- [Records for the task]:

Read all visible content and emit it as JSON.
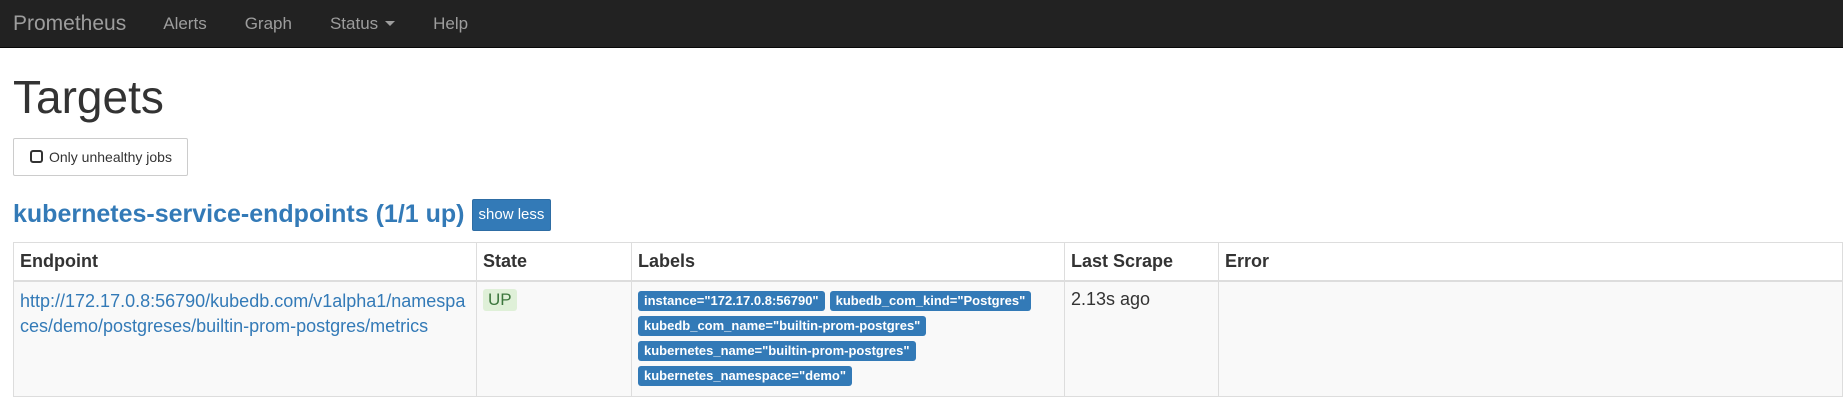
{
  "navbar": {
    "brand": "Prometheus",
    "items": [
      {
        "label": "Alerts"
      },
      {
        "label": "Graph"
      },
      {
        "label": "Status"
      },
      {
        "label": "Help"
      }
    ]
  },
  "page": {
    "title": "Targets",
    "filter_button": "Only unhealthy jobs"
  },
  "job": {
    "title": "kubernetes-service-endpoints (1/1 up)",
    "toggle_button": "show less"
  },
  "table": {
    "headers": [
      "Endpoint",
      "State",
      "Labels",
      "Last Scrape",
      "Error"
    ],
    "rows": [
      {
        "endpoint": "http://172.17.0.8:56790/kubedb.com/v1alpha1/namespaces/demo/postgreses/builtin-prom-postgres/metrics",
        "state": "UP",
        "labels": [
          "instance=\"172.17.0.8:56790\"",
          "kubedb_com_kind=\"Postgres\"",
          "kubedb_com_name=\"builtin-prom-postgres\"",
          "kubernetes_name=\"builtin-prom-postgres\"",
          "kubernetes_namespace=\"demo\""
        ],
        "last_scrape": "2.13s ago",
        "error": ""
      }
    ]
  },
  "colors": {
    "navbar_bg": "#222222",
    "link": "#337ab7",
    "up_badge_bg": "#dff0d8",
    "up_badge_text": "#3c763d"
  }
}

- [Aim of the task]: Which lines hold the word "builtin"? Show each one.

- [Exercise result]:
        "endpoint": "http://172.17.0.8:56790/kubedb.com/v1alpha1/namespaces/demo/postgreses/builtin-prom-postgres/metrics",
          "kubedb_com_name=\"builtin-prom-postgres\"",
          "kubernetes_name=\"builtin-prom-postgres\"",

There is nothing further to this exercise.